▸ Request
All entries are to be given again verbatim.

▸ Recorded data

====================

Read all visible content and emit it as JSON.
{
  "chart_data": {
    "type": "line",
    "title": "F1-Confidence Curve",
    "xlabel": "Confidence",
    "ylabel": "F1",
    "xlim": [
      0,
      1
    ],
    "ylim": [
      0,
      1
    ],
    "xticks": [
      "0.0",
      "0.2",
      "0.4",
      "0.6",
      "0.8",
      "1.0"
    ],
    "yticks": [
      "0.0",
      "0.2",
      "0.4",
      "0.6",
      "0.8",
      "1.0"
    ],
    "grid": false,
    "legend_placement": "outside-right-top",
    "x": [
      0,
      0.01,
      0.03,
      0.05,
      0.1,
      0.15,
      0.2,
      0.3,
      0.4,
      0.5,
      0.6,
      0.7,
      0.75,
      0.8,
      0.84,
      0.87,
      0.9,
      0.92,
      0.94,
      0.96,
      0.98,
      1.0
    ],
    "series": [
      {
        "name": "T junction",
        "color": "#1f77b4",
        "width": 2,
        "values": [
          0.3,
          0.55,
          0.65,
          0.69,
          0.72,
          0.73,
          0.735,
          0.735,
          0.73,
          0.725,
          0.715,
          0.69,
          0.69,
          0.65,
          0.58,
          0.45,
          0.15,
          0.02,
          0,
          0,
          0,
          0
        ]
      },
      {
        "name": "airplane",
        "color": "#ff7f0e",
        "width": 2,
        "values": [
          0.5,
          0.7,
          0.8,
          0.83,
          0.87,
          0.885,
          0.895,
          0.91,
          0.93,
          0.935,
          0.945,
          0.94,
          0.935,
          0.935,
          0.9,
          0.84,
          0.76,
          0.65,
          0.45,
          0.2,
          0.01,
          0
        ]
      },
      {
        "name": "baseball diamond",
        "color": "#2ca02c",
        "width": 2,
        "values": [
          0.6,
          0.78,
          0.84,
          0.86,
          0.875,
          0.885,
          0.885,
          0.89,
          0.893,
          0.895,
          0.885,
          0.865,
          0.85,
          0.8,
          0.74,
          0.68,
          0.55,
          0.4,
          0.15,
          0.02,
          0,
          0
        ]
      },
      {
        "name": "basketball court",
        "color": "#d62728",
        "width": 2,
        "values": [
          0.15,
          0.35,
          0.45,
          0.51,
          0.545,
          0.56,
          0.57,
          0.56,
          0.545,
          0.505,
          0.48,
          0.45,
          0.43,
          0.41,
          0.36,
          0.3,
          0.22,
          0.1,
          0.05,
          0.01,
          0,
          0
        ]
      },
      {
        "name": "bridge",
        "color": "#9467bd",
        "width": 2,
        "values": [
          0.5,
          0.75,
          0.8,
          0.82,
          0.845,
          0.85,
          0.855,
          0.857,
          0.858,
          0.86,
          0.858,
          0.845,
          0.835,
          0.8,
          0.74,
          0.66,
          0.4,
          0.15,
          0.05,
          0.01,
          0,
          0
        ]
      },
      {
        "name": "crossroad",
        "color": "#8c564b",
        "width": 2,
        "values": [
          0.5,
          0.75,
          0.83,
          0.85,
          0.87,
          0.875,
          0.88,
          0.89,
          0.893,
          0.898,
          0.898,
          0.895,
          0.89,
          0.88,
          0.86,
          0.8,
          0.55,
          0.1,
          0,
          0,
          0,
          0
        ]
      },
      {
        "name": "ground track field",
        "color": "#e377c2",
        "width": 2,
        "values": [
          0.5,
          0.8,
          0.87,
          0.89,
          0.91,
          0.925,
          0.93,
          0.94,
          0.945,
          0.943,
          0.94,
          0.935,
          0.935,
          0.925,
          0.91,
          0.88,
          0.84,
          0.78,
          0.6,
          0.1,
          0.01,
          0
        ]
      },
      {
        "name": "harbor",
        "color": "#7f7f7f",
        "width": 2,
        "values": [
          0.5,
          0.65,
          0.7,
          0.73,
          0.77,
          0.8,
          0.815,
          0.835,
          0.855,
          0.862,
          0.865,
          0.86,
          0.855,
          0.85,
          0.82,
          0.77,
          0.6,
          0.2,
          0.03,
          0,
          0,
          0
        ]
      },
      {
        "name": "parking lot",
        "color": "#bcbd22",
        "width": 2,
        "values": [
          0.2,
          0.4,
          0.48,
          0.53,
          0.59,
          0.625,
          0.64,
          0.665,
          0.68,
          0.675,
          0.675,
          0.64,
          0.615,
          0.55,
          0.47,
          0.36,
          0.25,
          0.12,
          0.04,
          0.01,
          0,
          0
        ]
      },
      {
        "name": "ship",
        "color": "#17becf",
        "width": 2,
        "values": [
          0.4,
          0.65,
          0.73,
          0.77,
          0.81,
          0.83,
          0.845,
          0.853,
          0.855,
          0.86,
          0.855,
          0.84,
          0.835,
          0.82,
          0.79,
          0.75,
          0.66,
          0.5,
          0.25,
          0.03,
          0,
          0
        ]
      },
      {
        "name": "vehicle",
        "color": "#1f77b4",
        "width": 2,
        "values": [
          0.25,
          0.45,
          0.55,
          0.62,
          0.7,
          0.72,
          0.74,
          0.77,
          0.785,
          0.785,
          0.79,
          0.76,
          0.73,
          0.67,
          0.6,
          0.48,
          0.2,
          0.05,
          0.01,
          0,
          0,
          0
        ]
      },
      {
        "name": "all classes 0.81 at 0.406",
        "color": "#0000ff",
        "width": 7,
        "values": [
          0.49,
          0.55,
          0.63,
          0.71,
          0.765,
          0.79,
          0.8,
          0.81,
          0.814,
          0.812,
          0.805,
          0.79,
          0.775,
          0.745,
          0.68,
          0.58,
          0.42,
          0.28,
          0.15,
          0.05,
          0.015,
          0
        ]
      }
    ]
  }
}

====================

▸ Task result
Read all visible content and emit it as JSON.
{
  "chart_data": {
    "type": "line",
    "title": "F1-Confidence Curve",
    "xlabel": "Confidence",
    "ylabel": "F1",
    "xlim": [
      0,
      1
    ],
    "ylim": [
      0,
      1
    ],
    "xticks": [
      "0.0",
      "0.2",
      "0.4",
      "0.6",
      "0.8",
      "1.0"
    ],
    "yticks": [
      "0.0",
      "0.2",
      "0.4",
      "0.6",
      "0.8",
      "1.0"
    ],
    "grid": false,
    "legend_placement": "outside-right-top",
    "x": [
      0,
      0.01,
      0.03,
      0.05,
      0.1,
      0.15,
      0.2,
      0.3,
      0.4,
      0.5,
      0.6,
      0.7,
      0.75,
      0.8,
      0.84,
      0.87,
      0.9,
      0.92,
      0.94,
      0.96,
      0.98,
      1.0
    ],
    "series": [
      {
        "name": "T junction",
        "color": "#1f77b4",
        "width": 2,
        "values": [
          0.3,
          0.55,
          0.65,
          0.69,
          0.72,
          0.73,
          0.735,
          0.735,
          0.73,
          0.725,
          0.715,
          0.69,
          0.69,
          0.65,
          0.58,
          0.45,
          0.15,
          0.02,
          0,
          0,
          0,
          0
        ]
      },
      {
        "name": "airplane",
        "color": "#ff7f0e",
        "width": 2,
        "values": [
          0.5,
          0.7,
          0.8,
          0.83,
          0.87,
          0.885,
          0.895,
          0.91,
          0.93,
          0.935,
          0.945,
          0.94,
          0.935,
          0.935,
          0.9,
          0.84,
          0.76,
          0.65,
          0.45,
          0.2,
          0.01,
          0
        ]
      },
      {
        "name": "baseball diamond",
        "color": "#2ca02c",
        "width": 2,
        "values": [
          0.6,
          0.78,
          0.84,
          0.86,
          0.875,
          0.885,
          0.885,
          0.89,
          0.893,
          0.895,
          0.885,
          0.865,
          0.85,
          0.8,
          0.74,
          0.68,
          0.55,
          0.4,
          0.15,
          0.02,
          0,
          0
        ]
      },
      {
        "name": "basketball court",
        "color": "#d62728",
        "width": 2,
        "values": [
          0.15,
          0.35,
          0.45,
          0.51,
          0.545,
          0.56,
          0.57,
          0.56,
          0.545,
          0.505,
          0.48,
          0.45,
          0.43,
          0.41,
          0.36,
          0.3,
          0.22,
          0.1,
          0.05,
          0.01,
          0,
          0
        ]
      },
      {
        "name": "bridge",
        "color": "#9467bd",
        "width": 2,
        "values": [
          0.5,
          0.75,
          0.8,
          0.82,
          0.845,
          0.85,
          0.855,
          0.857,
          0.858,
          0.86,
          0.858,
          0.845,
          0.835,
          0.8,
          0.74,
          0.66,
          0.4,
          0.15,
          0.05,
          0.01,
          0,
          0
        ]
      },
      {
        "name": "crossroad",
        "color": "#8c564b",
        "width": 2,
        "values": [
          0.5,
          0.75,
          0.83,
          0.85,
          0.87,
          0.875,
          0.88,
          0.89,
          0.893,
          0.898,
          0.898,
          0.895,
          0.89,
          0.88,
          0.86,
          0.8,
          0.55,
          0.1,
          0,
          0,
          0,
          0
        ]
      },
      {
        "name": "ground track field",
        "color": "#e377c2",
        "width": 2,
        "values": [
          0.5,
          0.8,
          0.87,
          0.89,
          0.91,
          0.925,
          0.93,
          0.94,
          0.945,
          0.943,
          0.94,
          0.935,
          0.935,
          0.925,
          0.91,
          0.88,
          0.84,
          0.78,
          0.6,
          0.1,
          0.01,
          0
        ]
      },
      {
        "name": "harbor",
        "color": "#7f7f7f",
        "width": 2,
        "values": [
          0.5,
          0.65,
          0.7,
          0.73,
          0.77,
          0.8,
          0.815,
          0.835,
          0.855,
          0.862,
          0.865,
          0.86,
          0.855,
          0.85,
          0.82,
          0.77,
          0.6,
          0.2,
          0.03,
          0,
          0,
          0
        ]
      },
      {
        "name": "parking lot",
        "color": "#bcbd22",
        "width": 2,
        "values": [
          0.2,
          0.4,
          0.48,
          0.53,
          0.59,
          0.625,
          0.64,
          0.665,
          0.68,
          0.675,
          0.675,
          0.64,
          0.615,
          0.55,
          0.47,
          0.36,
          0.25,
          0.12,
          0.04,
          0.01,
          0,
          0
        ]
      },
      {
        "name": "ship",
        "color": "#17becf",
        "width": 2,
        "values": [
          0.4,
          0.65,
          0.73,
          0.77,
          0.81,
          0.83,
          0.845,
          0.853,
          0.855,
          0.86,
          0.855,
          0.84,
          0.835,
          0.82,
          0.79,
          0.75,
          0.66,
          0.5,
          0.25,
          0.03,
          0,
          0
        ]
      },
      {
        "name": "vehicle",
        "color": "#1f77b4",
        "width": 2,
        "values": [
          0.25,
          0.45,
          0.55,
          0.62,
          0.7,
          0.72,
          0.74,
          0.77,
          0.785,
          0.785,
          0.79,
          0.76,
          0.73,
          0.67,
          0.6,
          0.48,
          0.2,
          0.05,
          0.01,
          0,
          0,
          0
        ]
      },
      {
        "name": "all classes 0.81 at 0.406",
        "color": "#0000ff",
        "width": 7,
        "values": [
          0.49,
          0.55,
          0.63,
          0.71,
          0.765,
          0.79,
          0.8,
          0.81,
          0.814,
          0.812,
          0.805,
          0.79,
          0.775,
          0.745,
          0.68,
          0.58,
          0.42,
          0.28,
          0.15,
          0.05,
          0.015,
          0
        ]
      }
    ]
  }
}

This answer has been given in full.